TASK MATERIAL »
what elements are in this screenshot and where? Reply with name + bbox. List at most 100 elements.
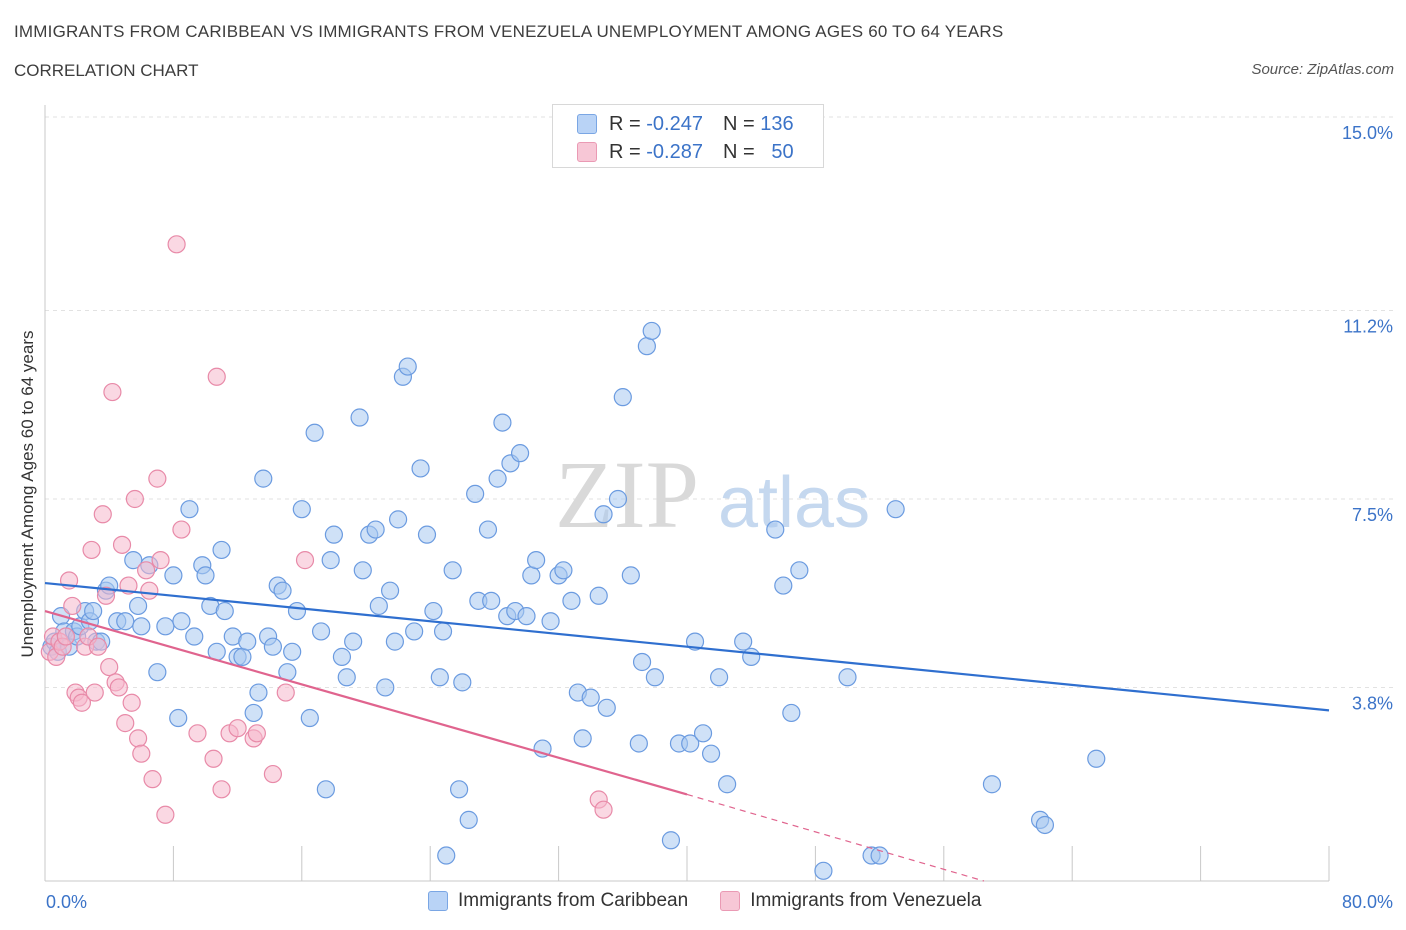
caribbean-point: [693, 724, 713, 743]
caribbean-point: [562, 591, 581, 610]
caribbean-point: [517, 607, 536, 626]
caribbean-point: [870, 846, 889, 865]
venezuela-point: [103, 382, 122, 402]
venezuela-trend-extension: [686, 793, 985, 882]
caribbean-point: [311, 622, 331, 641]
legend-item-venezuela[interactable]: Immigrants from Venezuela: [720, 890, 981, 912]
caribbean-point: [169, 708, 188, 728]
watermark-zip: ZIP: [555, 441, 699, 548]
legend-row-caribbean: R = -0.247 N = 136: [577, 112, 794, 136]
venezuela-point: [212, 780, 231, 799]
caribbean-point: [645, 668, 665, 687]
venezuela-point: [109, 678, 128, 697]
caribbean-point: [459, 810, 478, 829]
venezuela-point: [148, 469, 167, 488]
venezuela-legend-label: Immigrants from Venezuela: [750, 890, 982, 911]
caribbean-point: [453, 673, 472, 692]
caribbean-point: [164, 566, 183, 585]
caribbean-point: [215, 601, 234, 621]
venezuela-point: [263, 764, 283, 784]
caribbean-point: [433, 622, 453, 641]
caribbean-point: [581, 688, 600, 707]
y-tick-label: 3.8%: [1352, 693, 1393, 713]
grid-lines: [45, 116, 1394, 688]
caribbean-point: [417, 525, 437, 544]
y-tick-label: 7.5%: [1352, 505, 1393, 525]
caribbean-point: [238, 632, 257, 651]
caribbean-point: [287, 601, 307, 621]
caribbean-point: [124, 551, 143, 570]
caribbean-swatch: [577, 114, 597, 134]
caribbean-point: [156, 617, 175, 636]
n-label: N =: [722, 112, 755, 135]
caribbean-point: [642, 321, 661, 341]
caribbean-point: [233, 647, 252, 666]
caribbean-point: [1035, 815, 1055, 835]
y-tick-label: 11.2%: [1343, 317, 1393, 337]
venezuela-point: [156, 805, 175, 824]
caribbean-point: [376, 678, 395, 697]
caribbean-point: [510, 444, 530, 463]
venezuela-point: [85, 683, 104, 702]
caribbean-point: [263, 637, 283, 656]
caribbean-point: [116, 612, 135, 631]
r-label: R =: [609, 140, 641, 163]
caribbean-point: [180, 500, 199, 519]
caribbean-point: [437, 846, 456, 865]
caribbean-point: [886, 500, 905, 519]
caribbean-point: [466, 484, 485, 504]
caribbean-point: [332, 647, 352, 666]
caribbean-point: [172, 612, 191, 631]
caribbean-r-value: -0.247: [646, 112, 703, 135]
caribbean-point: [300, 708, 319, 728]
caribbean-point: [637, 337, 656, 356]
caribbean-point: [148, 663, 167, 682]
venezuela-point: [204, 749, 223, 768]
venezuela-point: [137, 561, 156, 580]
venezuela-point: [93, 505, 112, 524]
caribbean-point: [292, 500, 311, 519]
caribbean-point: [254, 469, 273, 488]
caribbean-point: [478, 520, 498, 539]
venezuela-r-value: -0.287: [646, 140, 703, 163]
caribbean-point: [790, 561, 809, 580]
venezuela-point: [88, 637, 108, 656]
caribbean-point: [608, 489, 628, 509]
watermark-atlas: atlas: [718, 463, 870, 543]
venezuela-point: [143, 770, 162, 789]
legend-item-caribbean[interactable]: Immigrants from Caribbean: [428, 890, 688, 912]
caribbean-point: [430, 668, 449, 687]
trend-lines: [44, 581, 1330, 882]
caribbean-point: [244, 703, 263, 723]
venezuela-point: [116, 714, 135, 733]
caribbean-point: [554, 561, 573, 580]
venezuela-point: [128, 729, 148, 748]
venezuela-point: [594, 800, 613, 819]
venezuela-legend-swatch: [720, 891, 741, 911]
caribbean-point: [685, 632, 705, 651]
caribbean-point: [629, 734, 648, 753]
caribbean-point: [128, 596, 148, 616]
caribbean-point: [212, 540, 231, 560]
caribbean-point: [541, 612, 560, 631]
caribbean-point: [594, 505, 613, 524]
caribbean-point: [681, 734, 700, 753]
venezuela-point: [188, 724, 207, 743]
caribbean-point: [385, 632, 404, 651]
caribbean-point: [661, 831, 681, 850]
chart-source: Source: ZipAtlas.com: [1251, 61, 1394, 78]
venezuela-point: [172, 520, 191, 539]
caribbean-n-value: 136: [760, 112, 794, 135]
caribbean-point: [443, 561, 462, 580]
caribbean-point: [273, 581, 292, 600]
caribbean-point: [344, 632, 363, 651]
venezuela-point: [207, 367, 226, 386]
caribbean-point: [366, 520, 385, 539]
caribbean-point: [316, 780, 335, 799]
caribbean-point: [380, 581, 400, 600]
caribbean-point: [589, 586, 608, 605]
caribbean-point: [350, 408, 369, 427]
caribbean-point: [701, 744, 721, 763]
venezuela-n-value: 50: [771, 140, 794, 163]
caribbean-point: [709, 668, 729, 687]
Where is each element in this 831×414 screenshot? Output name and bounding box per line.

TO BE DONE »
Copy out every line of the items above word for word, leaving out the pictures.

OUTPUT BELOW »
what elements are in this screenshot and where? Reply with name + bbox. List at most 100 elements.
caribbean-point: [693, 724, 713, 743]
caribbean-point: [562, 591, 581, 610]
caribbean-point: [517, 607, 536, 626]
caribbean-point: [870, 846, 889, 865]
venezuela-point: [103, 382, 122, 402]
venezuela-trend-extension: [686, 793, 985, 882]
caribbean-point: [311, 622, 331, 641]
legend-item-venezuela[interactable]: Immigrants from Venezuela: [720, 890, 981, 912]
caribbean-point: [169, 708, 188, 728]
watermark-zip: ZIP: [555, 441, 699, 548]
legend-row-caribbean: R = -0.247 N = 136: [577, 112, 794, 136]
venezuela-point: [212, 780, 231, 799]
caribbean-point: [645, 668, 665, 687]
venezuela-point: [109, 678, 128, 697]
caribbean-point: [459, 810, 478, 829]
venezuela-point: [148, 469, 167, 488]
venezuela-legend-label: Immigrants from Venezuela: [750, 890, 982, 911]
caribbean-point: [453, 673, 472, 692]
caribbean-point: [164, 566, 183, 585]
caribbean-point: [215, 601, 234, 621]
venezuela-point: [263, 764, 283, 784]
caribbean-point: [433, 622, 453, 641]
caribbean-point: [581, 688, 600, 707]
y-tick-label: 3.8%: [1352, 693, 1393, 713]
grid-lines: [45, 116, 1394, 688]
caribbean-point: [417, 525, 437, 544]
y-tick-label: 7.5%: [1352, 505, 1393, 525]
caribbean-point: [238, 632, 257, 651]
caribbean-point: [287, 601, 307, 621]
caribbean-point: [124, 551, 143, 570]
caribbean-swatch: [577, 114, 597, 134]
caribbean-point: [156, 617, 175, 636]
n-label: N =: [722, 112, 755, 135]
caribbean-point: [642, 321, 661, 341]
caribbean-point: [233, 647, 252, 666]
caribbean-point: [1035, 815, 1055, 835]
y-tick-label: 11.2%: [1343, 317, 1393, 337]
venezuela-point: [156, 805, 175, 824]
caribbean-point: [376, 678, 395, 697]
caribbean-point: [510, 444, 530, 463]
venezuela-point: [85, 683, 104, 702]
caribbean-point: [263, 637, 283, 656]
caribbean-point: [116, 612, 135, 631]
r-label: R =: [609, 140, 641, 163]
caribbean-point: [180, 500, 199, 519]
caribbean-point: [437, 846, 456, 865]
caribbean-point: [886, 500, 905, 519]
caribbean-point: [466, 484, 485, 504]
caribbean-point: [332, 647, 352, 666]
caribbean-point: [172, 612, 191, 631]
caribbean-r-value: -0.247: [646, 112, 703, 135]
caribbean-point: [300, 708, 319, 728]
caribbean-point: [637, 337, 656, 356]
caribbean-point: [148, 663, 167, 682]
venezuela-point: [204, 749, 223, 768]
venezuela-point: [137, 561, 156, 580]
venezuela-point: [93, 505, 112, 524]
caribbean-point: [292, 500, 311, 519]
caribbean-point: [254, 469, 273, 488]
caribbean-point: [478, 520, 498, 539]
venezuela-r-value: -0.287: [646, 140, 703, 163]
caribbean-point: [790, 561, 809, 580]
venezuela-point: [88, 637, 108, 656]
caribbean-point: [608, 489, 628, 509]
watermark-atlas: atlas: [718, 463, 870, 543]
venezuela-point: [143, 770, 162, 789]
legend-item-caribbean[interactable]: Immigrants from Caribbean: [428, 890, 688, 912]
caribbean-point: [430, 668, 449, 687]
trend-lines: [44, 581, 1330, 882]
caribbean-point: [244, 703, 263, 723]
venezuela-point: [116, 714, 135, 733]
caribbean-point: [554, 561, 573, 580]
venezuela-point: [128, 729, 148, 748]
venezuela-point: [594, 800, 613, 819]
venezuela-legend-swatch: [720, 891, 741, 911]
caribbean-point: [685, 632, 705, 651]
caribbean-point: [629, 734, 648, 753]
caribbean-point: [128, 596, 148, 616]
caribbean-point: [212, 540, 231, 560]
caribbean-point: [541, 612, 560, 631]
caribbean-point: [594, 505, 613, 524]
caribbean-point: [681, 734, 700, 753]
venezuela-point: [188, 724, 207, 743]
caribbean-point: [385, 632, 404, 651]
caribbean-point: [661, 831, 681, 850]
chart-source: Source: ZipAtlas.com: [1251, 61, 1394, 78]
venezuela-point: [172, 520, 191, 539]
caribbean-n-value: 136: [760, 112, 794, 135]
caribbean-point: [443, 561, 462, 580]
caribbean-point: [273, 581, 292, 600]
caribbean-point: [344, 632, 363, 651]
venezuela-point: [207, 367, 226, 386]
caribbean-point: [366, 520, 385, 539]
caribbean-point: [316, 780, 335, 799]
caribbean-point: [380, 581, 400, 600]
caribbean-point: [589, 586, 608, 605]
caribbean-point: [350, 408, 369, 427]
caribbean-point: [701, 744, 721, 763]
venezuela-n-value: 50: [771, 140, 794, 163]
caribbean-point: [709, 668, 729, 687]
Where is each element in this 831×414 screenshot? Output name and bounding box per line.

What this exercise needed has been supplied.